#### [DATASET ROWS]
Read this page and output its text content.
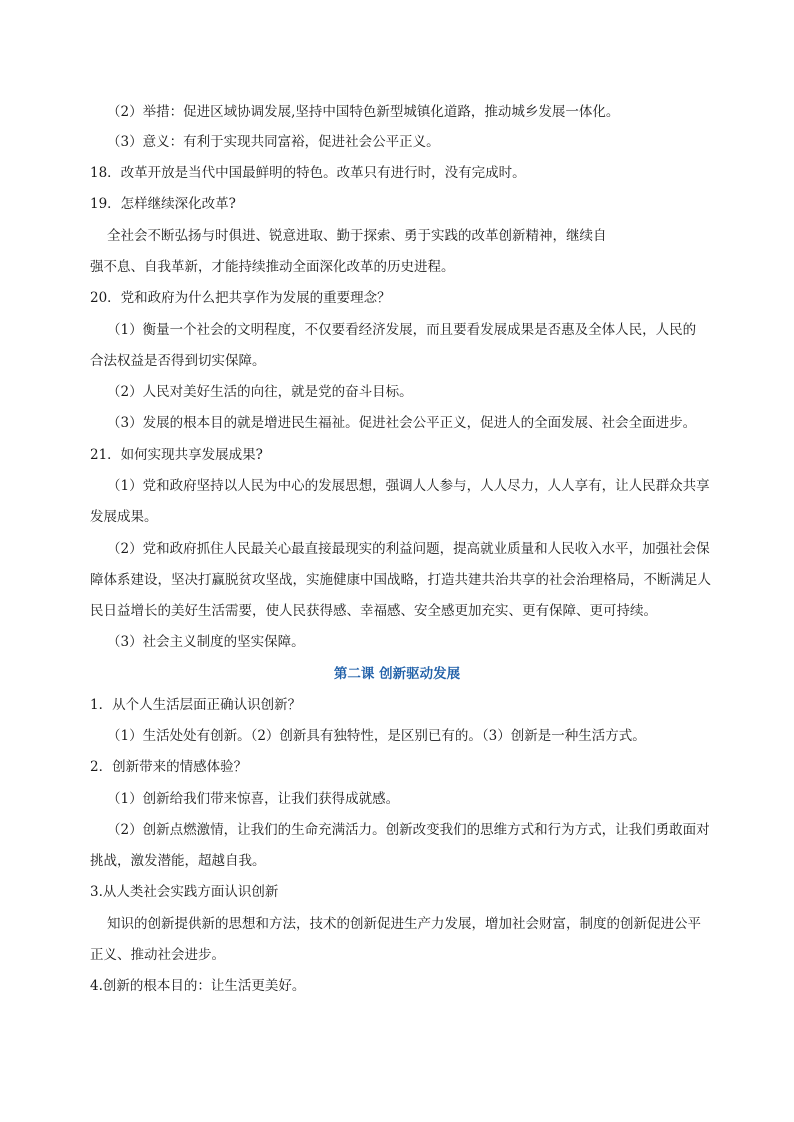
（2）举措：促进区域协调发展,坚持中国特色新型城镇化道路，推动城乡发展一体化。
（3）意义：有利于实现共同富裕，促进社会公平正义。
18．改革开放是当代中国最鲜明的特色。改革只有进行时，没有完成时。
19．怎样继续深化改革?
全社会不断弘扬与时俱进、锐意进取、勤于探索、勇于实践的改革创新精神，继续自
强不息、自我革新，才能持续推动全面深化改革的历史进程。
20．党和政府为什么把共享作为发展的重要理念？
（1）衡量一个社会的文明程度，不仅要看经济发展，而且要看发展成果是否惠及全体人民，人民的
合法权益是否得到切实保障。
（2）人民对美好生活的向往，就是党的奋斗目标。
（3）发展的根本目的就是增进民生福祉。促进社会公平正义，促进人的全面发展、社会全面进步。
21．如何实现共享发展成果?
（1）党和政府坚持以人民为中心的发展思想，强调人人参与，人人尽力，人人享有，让人民群众共享
发展成果。
（2）党和政府抓住人民最关心最直接最现实的利益问题，提高就业质量和人民收入水平，加强社会保
障体系建设，坚决打赢脱贫攻坚战，实施健康中国战略，打造共建共治共享的社会治理格局，不断满足人
民日益增长的美好生活需要，使人民获得感、幸福感、安全感更加充实、更有保障、更可持续。
（3）社会主义制度的坚实保障。
第二课 创新驱动发展
1．从个人生活层面正确认识创新？
（1）生活处处有创新。（2）创新具有独特性，是区别已有的。（3）创新是一种生活方式。
2．创新带来的情感体验？
（1）创新给我们带来惊喜，让我们获得成就感。
（2）创新点燃激情，让我们的生命充满活力。创新改变我们的思维方式和行为方式，让我们勇敢面对
挑战，激发潜能，超越自我。
3.从人类社会实践方面认识创新
知识的创新提供新的思想和方法，技术的创新促进生产力发展，增加社会财富，制度的创新促进公平
正义、推动社会进步。
4.创新的根本目的：让生活更美好。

#### [TASK DESCRIPTION]
Lines from the records above that hold "促进社会公平正义" are the ones to list.

#### [WRITTEN ANSWER]
（3）意义：有利于实现共同富裕，促进社会公平正义。
（3）发展的根本目的就是增进民生福祉。促进社会公平正义，促进人的全面发展、社会全面进步。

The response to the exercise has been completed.